[Direction]
Look for the word "name" in the entries below, then copy every line that has it.

Extracts from a graphics dataset:
○ ○ ○ ○ ○

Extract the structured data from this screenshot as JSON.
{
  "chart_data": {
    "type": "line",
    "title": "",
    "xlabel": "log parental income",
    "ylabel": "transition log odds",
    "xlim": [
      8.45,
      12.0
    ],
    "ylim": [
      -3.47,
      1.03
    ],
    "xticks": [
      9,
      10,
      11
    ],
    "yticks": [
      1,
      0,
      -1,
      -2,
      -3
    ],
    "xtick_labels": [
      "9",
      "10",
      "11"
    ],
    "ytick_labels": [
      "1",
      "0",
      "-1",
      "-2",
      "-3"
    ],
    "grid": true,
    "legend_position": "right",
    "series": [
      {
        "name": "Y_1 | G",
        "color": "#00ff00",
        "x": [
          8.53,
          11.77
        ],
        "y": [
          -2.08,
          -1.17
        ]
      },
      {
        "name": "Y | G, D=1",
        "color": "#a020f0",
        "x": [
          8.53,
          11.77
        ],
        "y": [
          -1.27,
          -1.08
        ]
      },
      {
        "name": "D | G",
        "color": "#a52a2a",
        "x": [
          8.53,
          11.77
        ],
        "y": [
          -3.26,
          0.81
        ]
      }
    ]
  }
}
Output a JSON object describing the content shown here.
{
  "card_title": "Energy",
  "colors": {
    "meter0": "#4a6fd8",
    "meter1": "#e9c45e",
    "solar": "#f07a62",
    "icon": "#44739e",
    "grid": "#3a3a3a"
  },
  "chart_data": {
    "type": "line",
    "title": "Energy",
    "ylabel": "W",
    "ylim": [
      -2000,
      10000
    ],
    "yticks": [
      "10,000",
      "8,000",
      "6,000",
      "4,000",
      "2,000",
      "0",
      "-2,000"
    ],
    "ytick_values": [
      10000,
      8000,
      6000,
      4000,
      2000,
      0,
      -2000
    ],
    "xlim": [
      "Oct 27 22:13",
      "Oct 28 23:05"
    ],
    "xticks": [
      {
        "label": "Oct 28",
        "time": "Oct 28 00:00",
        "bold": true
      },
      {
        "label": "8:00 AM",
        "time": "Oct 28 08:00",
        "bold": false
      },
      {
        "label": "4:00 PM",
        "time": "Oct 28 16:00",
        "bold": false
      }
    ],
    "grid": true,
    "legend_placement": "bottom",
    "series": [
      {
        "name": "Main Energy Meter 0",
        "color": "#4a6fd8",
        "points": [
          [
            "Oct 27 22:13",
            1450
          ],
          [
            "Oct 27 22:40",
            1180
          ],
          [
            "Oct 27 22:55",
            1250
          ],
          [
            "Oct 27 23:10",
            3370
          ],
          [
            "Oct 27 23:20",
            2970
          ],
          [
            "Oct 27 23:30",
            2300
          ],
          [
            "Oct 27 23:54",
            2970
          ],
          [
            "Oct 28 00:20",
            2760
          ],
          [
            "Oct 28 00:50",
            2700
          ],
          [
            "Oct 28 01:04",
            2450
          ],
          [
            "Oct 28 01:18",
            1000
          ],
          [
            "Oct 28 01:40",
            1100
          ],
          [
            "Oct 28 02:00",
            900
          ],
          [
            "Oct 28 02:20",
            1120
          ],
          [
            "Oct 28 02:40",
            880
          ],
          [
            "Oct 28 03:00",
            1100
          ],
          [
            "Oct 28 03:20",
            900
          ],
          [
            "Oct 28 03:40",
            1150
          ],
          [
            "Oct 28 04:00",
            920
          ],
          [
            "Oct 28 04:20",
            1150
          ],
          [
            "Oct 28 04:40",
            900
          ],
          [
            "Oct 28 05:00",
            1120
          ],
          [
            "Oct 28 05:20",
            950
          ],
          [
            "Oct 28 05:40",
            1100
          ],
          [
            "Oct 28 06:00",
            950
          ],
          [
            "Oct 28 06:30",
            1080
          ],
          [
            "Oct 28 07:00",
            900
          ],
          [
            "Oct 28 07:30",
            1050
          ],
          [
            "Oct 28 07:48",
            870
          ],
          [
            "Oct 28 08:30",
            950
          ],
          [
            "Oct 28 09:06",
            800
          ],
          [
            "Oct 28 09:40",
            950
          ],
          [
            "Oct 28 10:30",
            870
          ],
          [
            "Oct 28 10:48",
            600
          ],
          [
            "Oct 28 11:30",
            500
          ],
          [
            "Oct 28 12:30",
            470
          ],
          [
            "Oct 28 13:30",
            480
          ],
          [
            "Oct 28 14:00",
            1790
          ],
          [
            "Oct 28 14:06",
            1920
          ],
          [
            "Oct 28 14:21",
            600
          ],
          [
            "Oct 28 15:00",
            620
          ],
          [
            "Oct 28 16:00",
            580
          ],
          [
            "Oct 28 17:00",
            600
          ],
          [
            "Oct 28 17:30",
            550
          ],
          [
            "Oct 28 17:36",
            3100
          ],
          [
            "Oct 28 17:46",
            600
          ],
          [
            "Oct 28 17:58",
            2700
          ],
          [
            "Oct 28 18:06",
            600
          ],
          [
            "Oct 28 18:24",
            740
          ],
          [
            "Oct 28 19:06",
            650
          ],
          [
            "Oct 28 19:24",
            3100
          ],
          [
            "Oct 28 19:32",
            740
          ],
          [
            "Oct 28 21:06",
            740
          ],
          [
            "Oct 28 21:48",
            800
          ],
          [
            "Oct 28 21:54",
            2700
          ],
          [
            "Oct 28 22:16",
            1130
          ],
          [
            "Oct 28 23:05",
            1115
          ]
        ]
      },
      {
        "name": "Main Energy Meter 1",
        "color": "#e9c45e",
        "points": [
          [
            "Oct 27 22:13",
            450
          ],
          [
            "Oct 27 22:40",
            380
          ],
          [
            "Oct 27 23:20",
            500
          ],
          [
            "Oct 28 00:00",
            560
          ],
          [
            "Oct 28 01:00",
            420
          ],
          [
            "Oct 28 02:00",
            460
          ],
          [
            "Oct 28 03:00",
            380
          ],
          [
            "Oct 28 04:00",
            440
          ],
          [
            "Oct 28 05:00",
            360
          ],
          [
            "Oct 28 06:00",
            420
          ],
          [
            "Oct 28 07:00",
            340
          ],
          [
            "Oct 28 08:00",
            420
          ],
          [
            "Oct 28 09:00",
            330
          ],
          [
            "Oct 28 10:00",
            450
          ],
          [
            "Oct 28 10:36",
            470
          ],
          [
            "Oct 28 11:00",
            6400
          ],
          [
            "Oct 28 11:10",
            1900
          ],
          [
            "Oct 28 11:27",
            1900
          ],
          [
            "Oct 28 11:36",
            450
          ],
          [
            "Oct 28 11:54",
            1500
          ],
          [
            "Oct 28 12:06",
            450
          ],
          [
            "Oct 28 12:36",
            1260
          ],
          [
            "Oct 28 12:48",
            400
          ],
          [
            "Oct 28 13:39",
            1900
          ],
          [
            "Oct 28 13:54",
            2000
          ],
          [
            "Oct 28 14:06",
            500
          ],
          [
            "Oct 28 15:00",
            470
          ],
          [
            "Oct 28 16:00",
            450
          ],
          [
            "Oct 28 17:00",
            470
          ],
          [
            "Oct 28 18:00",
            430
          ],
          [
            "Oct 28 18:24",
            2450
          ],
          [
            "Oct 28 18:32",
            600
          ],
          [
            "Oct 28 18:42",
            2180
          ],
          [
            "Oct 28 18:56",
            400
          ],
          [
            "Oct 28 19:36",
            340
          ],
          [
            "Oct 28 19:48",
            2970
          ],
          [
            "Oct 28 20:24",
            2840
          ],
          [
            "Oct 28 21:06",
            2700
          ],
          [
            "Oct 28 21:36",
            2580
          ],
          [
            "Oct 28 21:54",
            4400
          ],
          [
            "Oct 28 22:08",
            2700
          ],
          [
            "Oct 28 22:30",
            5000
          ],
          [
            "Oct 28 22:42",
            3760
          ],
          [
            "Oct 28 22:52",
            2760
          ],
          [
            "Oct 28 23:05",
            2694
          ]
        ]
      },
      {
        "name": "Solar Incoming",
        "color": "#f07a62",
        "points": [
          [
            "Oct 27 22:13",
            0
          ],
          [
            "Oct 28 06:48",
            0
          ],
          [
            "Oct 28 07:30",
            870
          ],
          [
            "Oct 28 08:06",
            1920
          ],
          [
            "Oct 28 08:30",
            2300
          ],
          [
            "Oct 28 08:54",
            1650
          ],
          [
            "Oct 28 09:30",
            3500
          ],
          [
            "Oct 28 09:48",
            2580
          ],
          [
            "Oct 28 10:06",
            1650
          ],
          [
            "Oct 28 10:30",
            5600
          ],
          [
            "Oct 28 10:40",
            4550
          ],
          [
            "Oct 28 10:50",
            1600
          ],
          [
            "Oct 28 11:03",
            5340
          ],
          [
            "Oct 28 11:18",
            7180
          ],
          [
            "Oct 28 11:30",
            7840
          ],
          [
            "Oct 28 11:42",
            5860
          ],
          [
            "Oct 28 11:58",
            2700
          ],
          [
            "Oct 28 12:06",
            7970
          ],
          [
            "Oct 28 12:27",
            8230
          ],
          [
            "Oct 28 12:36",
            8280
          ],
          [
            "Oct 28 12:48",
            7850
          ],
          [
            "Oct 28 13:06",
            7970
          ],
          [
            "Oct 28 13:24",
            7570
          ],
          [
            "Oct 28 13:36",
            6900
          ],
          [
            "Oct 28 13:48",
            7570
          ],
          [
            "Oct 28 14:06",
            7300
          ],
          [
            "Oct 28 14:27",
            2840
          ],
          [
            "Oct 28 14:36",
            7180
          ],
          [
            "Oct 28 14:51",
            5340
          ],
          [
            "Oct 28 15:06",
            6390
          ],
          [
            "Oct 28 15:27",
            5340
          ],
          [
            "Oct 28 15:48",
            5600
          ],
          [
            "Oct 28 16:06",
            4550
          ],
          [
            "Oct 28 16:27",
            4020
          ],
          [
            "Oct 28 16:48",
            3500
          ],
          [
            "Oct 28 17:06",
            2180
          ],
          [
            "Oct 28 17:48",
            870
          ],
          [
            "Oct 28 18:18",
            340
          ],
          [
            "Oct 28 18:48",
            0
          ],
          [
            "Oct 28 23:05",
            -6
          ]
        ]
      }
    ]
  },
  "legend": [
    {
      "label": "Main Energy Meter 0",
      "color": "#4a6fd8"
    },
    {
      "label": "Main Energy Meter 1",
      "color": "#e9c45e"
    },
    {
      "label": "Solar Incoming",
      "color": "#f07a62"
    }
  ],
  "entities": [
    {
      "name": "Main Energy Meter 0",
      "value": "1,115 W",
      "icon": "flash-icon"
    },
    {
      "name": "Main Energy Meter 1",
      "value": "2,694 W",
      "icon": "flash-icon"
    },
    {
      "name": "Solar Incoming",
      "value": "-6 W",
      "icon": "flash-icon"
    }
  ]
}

○ ○ ○ ○ ○

[Answer below]
        "name": "Y_1 | G",
        "name": "Y | G, D=1",
        "name": "D | G",
        "name": "Main Energy Meter 0",
        "name": "Main Energy Meter 1",
        "name": "Solar Incoming",
      "name": "Main Energy Meter 0",
      "name": "Main Energy Meter 1",
      "name": "Solar Incoming",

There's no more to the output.